─── Dataset content
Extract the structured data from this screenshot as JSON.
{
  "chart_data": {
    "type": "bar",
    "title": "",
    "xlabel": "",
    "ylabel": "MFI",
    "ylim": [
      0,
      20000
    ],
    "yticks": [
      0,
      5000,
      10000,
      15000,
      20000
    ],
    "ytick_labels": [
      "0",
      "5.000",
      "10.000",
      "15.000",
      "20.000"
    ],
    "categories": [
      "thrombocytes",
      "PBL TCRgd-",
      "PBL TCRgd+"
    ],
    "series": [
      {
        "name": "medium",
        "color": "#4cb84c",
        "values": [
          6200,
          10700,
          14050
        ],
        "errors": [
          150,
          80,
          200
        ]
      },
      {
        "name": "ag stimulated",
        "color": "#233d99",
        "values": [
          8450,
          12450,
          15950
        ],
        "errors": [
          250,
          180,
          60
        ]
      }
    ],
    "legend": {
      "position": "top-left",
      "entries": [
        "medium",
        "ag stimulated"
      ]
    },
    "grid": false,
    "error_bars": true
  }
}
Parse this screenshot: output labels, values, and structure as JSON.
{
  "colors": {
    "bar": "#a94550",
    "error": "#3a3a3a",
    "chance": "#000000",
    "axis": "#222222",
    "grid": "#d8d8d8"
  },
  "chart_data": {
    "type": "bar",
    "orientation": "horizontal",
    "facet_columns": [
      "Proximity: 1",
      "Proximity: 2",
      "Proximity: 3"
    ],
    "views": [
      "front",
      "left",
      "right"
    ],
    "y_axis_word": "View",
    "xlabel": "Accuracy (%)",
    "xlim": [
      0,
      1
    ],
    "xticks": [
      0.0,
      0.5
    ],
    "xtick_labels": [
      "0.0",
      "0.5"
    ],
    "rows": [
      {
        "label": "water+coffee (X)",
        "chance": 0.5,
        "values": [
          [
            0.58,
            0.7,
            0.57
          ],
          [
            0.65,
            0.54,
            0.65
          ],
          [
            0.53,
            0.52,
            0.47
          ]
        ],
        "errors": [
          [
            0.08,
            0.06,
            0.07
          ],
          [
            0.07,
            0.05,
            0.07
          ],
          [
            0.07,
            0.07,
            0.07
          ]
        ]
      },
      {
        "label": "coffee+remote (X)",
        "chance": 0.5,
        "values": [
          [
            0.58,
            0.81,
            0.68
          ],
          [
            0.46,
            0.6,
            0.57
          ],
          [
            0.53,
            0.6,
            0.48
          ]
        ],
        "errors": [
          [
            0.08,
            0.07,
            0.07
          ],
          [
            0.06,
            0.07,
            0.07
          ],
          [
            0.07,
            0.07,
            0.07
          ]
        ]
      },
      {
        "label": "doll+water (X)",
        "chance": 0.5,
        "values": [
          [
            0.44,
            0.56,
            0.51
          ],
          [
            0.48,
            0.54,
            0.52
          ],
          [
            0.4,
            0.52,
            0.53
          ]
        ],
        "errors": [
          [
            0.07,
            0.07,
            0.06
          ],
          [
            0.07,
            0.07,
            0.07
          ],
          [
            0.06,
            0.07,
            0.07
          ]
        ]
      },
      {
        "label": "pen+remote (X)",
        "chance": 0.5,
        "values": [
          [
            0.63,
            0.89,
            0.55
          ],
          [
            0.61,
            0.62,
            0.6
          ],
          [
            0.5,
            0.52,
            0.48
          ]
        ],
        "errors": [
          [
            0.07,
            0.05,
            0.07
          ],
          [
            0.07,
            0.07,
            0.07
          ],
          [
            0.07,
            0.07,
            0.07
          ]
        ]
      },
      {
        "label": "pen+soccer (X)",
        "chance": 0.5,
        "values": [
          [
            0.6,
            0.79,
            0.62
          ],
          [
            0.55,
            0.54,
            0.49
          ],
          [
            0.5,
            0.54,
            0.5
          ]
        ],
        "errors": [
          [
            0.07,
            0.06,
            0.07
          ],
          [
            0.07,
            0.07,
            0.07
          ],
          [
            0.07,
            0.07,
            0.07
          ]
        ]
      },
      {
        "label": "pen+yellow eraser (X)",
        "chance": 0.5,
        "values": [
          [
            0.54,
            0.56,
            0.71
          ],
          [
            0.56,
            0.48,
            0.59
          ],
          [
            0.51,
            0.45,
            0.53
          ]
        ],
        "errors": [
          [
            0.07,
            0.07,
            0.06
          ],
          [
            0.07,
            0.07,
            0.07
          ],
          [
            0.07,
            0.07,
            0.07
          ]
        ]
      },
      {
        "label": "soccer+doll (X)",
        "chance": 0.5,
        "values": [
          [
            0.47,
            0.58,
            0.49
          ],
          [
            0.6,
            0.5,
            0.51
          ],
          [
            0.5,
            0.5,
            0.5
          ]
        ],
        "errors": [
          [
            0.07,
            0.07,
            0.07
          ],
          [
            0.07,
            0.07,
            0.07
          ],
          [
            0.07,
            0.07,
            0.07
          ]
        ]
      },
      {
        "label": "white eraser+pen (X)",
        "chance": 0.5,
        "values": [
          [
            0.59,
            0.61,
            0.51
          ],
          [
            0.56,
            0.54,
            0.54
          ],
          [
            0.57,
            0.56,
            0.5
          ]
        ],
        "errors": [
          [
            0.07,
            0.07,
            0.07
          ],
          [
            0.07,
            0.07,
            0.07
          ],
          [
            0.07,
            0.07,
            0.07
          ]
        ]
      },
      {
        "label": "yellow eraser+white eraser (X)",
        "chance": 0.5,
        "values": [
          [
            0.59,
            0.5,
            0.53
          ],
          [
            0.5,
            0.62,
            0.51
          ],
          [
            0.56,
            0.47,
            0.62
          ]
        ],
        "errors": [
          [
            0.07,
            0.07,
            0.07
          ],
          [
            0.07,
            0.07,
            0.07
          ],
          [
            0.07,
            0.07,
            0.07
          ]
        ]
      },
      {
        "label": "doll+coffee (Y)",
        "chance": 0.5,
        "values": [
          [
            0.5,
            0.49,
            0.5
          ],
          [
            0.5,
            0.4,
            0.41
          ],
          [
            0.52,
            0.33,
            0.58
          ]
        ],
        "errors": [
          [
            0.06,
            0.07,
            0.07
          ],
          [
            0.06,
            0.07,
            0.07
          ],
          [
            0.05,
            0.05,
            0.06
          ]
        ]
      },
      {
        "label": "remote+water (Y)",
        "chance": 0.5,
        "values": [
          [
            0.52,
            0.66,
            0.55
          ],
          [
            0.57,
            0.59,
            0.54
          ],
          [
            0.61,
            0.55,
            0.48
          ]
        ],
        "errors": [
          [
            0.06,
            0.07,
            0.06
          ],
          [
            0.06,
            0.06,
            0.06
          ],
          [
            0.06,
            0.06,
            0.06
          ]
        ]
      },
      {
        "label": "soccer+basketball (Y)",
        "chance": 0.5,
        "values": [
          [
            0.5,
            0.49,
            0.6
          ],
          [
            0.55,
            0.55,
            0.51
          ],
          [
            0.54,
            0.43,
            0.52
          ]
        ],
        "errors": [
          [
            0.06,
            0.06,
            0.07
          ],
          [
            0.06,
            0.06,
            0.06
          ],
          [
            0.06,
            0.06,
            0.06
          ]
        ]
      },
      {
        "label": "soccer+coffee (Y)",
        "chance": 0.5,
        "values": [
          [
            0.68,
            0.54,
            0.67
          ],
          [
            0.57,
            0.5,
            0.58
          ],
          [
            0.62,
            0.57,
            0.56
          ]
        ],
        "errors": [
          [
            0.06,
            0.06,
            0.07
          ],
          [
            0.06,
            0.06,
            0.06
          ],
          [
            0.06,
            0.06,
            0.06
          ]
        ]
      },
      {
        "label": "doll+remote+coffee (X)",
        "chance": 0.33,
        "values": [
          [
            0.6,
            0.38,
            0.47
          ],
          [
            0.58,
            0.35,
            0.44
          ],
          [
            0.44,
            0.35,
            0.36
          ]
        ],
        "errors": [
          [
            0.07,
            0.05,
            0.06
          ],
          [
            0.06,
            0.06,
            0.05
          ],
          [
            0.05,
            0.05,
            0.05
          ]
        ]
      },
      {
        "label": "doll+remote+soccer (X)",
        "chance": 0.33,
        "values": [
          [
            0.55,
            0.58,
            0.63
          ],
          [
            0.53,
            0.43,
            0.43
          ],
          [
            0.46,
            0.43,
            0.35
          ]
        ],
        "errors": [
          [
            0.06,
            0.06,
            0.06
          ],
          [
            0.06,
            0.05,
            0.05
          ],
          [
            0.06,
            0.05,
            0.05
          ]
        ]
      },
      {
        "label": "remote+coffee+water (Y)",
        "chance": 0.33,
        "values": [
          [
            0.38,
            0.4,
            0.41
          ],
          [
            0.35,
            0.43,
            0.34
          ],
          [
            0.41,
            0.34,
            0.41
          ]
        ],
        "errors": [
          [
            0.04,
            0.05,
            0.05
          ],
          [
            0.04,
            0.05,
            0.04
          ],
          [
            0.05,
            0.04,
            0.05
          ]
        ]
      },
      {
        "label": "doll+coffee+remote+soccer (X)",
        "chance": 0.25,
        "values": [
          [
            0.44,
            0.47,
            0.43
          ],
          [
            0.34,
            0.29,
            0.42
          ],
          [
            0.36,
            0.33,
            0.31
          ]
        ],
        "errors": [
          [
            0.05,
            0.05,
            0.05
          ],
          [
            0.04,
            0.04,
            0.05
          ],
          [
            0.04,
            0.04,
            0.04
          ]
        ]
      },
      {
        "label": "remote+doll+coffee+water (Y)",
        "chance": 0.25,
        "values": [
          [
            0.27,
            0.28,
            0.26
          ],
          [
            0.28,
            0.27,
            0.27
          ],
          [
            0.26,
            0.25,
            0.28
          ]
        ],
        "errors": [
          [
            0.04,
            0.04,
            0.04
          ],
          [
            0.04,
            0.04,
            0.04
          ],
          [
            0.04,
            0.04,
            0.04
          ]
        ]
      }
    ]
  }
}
──────
» **Exercise**: In the records above, locate every line with the string "this" and copy it.

» **Completed exercise**:
Extract the structured data from this screenshot as JSON.
Parse this screenshot: output labels, values, and structure as JSON.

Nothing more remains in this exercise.